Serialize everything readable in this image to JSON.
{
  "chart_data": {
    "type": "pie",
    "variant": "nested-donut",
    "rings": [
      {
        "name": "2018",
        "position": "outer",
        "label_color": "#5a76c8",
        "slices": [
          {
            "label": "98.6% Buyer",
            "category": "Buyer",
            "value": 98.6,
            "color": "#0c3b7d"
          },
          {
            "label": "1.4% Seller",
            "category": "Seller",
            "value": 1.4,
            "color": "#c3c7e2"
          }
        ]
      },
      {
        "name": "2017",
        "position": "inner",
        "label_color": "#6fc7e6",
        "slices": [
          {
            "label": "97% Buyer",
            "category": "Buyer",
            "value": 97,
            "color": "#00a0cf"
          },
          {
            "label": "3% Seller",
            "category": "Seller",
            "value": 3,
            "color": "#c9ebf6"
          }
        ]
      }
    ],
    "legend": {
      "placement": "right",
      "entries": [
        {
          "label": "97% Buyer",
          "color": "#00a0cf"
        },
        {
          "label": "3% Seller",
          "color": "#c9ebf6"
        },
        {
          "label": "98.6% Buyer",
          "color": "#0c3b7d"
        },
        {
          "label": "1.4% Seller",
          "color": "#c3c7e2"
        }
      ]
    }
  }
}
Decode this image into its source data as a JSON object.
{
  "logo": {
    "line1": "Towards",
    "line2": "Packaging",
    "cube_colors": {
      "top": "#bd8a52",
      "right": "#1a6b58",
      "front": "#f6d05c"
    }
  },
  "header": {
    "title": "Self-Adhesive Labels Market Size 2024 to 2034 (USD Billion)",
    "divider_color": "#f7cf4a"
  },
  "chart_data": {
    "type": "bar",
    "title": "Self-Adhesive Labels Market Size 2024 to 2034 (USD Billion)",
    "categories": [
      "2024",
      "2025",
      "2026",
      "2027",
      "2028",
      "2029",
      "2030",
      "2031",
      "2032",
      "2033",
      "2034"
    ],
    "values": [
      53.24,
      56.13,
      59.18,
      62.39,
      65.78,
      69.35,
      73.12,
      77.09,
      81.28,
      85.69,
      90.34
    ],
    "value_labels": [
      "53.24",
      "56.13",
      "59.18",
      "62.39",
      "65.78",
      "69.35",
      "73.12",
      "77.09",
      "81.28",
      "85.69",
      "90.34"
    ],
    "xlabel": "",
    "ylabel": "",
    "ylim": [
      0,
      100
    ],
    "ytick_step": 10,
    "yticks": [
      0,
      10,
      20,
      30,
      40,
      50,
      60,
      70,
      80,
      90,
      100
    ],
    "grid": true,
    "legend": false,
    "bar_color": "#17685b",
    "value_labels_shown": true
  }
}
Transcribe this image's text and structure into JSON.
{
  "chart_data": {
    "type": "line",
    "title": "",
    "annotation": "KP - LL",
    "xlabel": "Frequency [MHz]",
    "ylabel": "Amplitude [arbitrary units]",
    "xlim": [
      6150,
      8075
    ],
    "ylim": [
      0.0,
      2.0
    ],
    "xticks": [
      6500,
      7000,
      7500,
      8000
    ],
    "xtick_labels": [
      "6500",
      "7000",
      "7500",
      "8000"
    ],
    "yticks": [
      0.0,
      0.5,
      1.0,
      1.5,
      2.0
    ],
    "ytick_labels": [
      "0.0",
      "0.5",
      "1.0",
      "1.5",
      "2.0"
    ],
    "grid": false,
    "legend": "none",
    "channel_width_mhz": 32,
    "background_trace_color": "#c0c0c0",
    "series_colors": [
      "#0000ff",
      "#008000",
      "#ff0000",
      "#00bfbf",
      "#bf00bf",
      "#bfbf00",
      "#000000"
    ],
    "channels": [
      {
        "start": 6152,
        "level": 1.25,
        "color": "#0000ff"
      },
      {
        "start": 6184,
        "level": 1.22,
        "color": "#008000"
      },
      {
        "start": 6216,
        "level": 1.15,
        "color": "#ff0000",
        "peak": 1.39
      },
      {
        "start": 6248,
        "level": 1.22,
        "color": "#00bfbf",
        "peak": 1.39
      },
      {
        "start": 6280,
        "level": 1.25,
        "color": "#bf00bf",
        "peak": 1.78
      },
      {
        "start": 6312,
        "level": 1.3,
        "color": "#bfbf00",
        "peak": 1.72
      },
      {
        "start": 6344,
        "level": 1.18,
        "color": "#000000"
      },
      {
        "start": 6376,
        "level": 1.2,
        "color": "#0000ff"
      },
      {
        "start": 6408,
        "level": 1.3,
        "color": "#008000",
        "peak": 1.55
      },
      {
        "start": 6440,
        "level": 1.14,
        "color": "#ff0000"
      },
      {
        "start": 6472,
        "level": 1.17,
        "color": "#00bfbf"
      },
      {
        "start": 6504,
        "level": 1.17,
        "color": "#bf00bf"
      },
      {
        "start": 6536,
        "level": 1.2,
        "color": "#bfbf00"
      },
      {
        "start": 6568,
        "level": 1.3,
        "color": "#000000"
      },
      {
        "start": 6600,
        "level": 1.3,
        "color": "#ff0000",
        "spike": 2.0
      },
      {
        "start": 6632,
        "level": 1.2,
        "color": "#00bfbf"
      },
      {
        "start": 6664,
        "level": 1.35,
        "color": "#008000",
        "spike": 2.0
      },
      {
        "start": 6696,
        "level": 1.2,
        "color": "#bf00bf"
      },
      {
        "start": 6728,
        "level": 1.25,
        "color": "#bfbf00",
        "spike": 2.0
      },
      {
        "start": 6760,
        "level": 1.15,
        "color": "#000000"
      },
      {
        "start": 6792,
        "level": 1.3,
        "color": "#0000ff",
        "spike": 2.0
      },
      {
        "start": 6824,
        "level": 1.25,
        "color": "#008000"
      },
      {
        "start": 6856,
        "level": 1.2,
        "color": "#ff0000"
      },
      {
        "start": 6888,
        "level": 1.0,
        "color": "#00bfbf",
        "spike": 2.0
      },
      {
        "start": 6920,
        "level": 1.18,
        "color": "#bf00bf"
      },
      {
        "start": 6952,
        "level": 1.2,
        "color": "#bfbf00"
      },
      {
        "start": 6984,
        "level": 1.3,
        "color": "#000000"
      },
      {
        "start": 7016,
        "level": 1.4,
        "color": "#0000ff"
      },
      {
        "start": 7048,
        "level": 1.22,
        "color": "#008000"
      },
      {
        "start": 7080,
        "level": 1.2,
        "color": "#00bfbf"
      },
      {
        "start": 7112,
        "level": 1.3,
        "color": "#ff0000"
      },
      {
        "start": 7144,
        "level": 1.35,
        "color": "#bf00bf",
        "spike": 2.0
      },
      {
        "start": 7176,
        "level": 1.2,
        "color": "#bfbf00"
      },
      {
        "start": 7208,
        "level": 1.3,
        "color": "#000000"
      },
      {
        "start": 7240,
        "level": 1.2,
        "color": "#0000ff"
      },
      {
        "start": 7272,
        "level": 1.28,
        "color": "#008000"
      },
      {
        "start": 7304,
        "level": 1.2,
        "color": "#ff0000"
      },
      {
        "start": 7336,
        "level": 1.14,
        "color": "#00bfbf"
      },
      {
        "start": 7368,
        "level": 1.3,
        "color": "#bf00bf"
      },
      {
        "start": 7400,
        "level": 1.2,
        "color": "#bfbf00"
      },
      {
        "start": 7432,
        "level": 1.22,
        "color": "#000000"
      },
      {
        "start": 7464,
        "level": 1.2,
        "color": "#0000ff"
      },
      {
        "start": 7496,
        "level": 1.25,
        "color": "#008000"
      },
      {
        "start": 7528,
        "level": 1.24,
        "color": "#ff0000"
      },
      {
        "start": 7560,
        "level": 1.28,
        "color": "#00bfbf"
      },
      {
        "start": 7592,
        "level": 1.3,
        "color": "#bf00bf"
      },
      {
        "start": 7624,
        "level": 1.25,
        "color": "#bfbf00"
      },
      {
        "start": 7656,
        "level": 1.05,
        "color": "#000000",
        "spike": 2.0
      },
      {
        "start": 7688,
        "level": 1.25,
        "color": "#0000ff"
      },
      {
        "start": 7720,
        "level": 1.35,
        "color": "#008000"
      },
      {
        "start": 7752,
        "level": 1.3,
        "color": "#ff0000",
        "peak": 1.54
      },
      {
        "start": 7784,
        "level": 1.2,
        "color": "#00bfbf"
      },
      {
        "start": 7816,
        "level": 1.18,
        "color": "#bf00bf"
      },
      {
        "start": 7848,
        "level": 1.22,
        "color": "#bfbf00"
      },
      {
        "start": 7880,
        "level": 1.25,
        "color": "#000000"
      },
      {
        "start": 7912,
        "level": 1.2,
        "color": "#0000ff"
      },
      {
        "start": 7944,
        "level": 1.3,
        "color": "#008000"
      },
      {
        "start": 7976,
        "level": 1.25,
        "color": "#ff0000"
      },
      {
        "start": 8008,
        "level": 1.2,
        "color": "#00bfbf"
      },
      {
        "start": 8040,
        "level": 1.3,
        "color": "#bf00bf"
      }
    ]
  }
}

•••

Written task: Every line of the records that includes the word "this" should be gathered.

Correct result:
Serialize everything readable in this image to JSON.
Decode this image into its source data as a JSON object.
Transcribe this image's text and structure into JSON.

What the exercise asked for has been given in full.